> [Work required] Give only the number of lines in the records below that contain the word "Сапер".
·····
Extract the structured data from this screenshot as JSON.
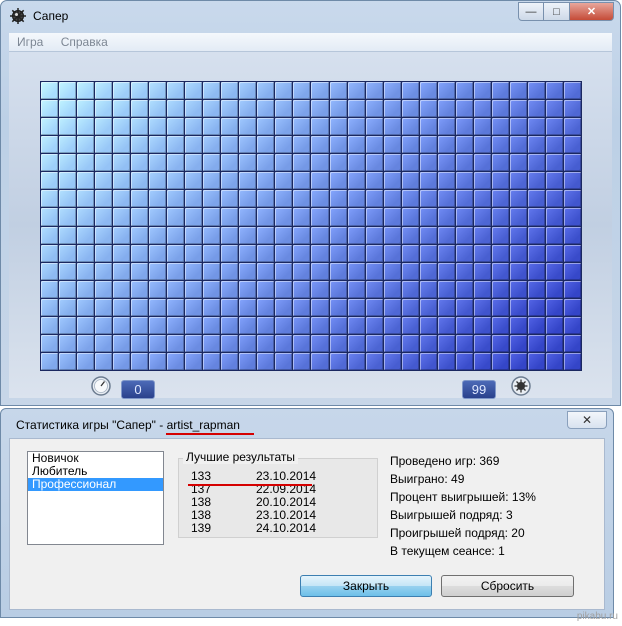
{
  "game_window": {
    "title": "Сапер",
    "menu": [
      "Игра",
      "Справка"
    ],
    "board": {
      "columns": 30,
      "rows": 16
    },
    "timer_value": "0",
    "mines_remaining": "99",
    "caption_buttons": {
      "minimize": "—",
      "maximize": "□",
      "close": "✕"
    }
  },
  "stats_dialog": {
    "title_prefix": "Статистика игры \"Сапер\" - ",
    "username": "artist_rapman",
    "close_glyph": "✕",
    "levels": [
      {
        "label": "Новичок",
        "selected": false
      },
      {
        "label": "Любитель",
        "selected": false
      },
      {
        "label": "Профессионал",
        "selected": true
      }
    ],
    "best_results_label": "Лучшие результаты",
    "best_results": [
      {
        "time": "133",
        "date": "23.10.2014"
      },
      {
        "time": "137",
        "date": "22.09.2014"
      },
      {
        "time": "138",
        "date": "20.10.2014"
      },
      {
        "time": "138",
        "date": "23.10.2014"
      },
      {
        "time": "139",
        "date": "24.10.2014"
      }
    ],
    "stats": [
      "Проведено игр: 369",
      "Выиграно: 49",
      "Процент выигрышей: 13%",
      "Выигрышей подряд: 3",
      "Проигрышей подряд: 20",
      "В текущем сеансе: 1"
    ],
    "buttons": {
      "close": "Закрыть",
      "reset": "Сбросить"
    }
  },
  "watermark": "pikabu.ru",
  "colors": {
    "tile_light": "#a9ddff",
    "tile_dark": "#3445c8",
    "selection": "#3399ff",
    "red_mark": "#d50000"
  }
}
·····
> [Response below] 2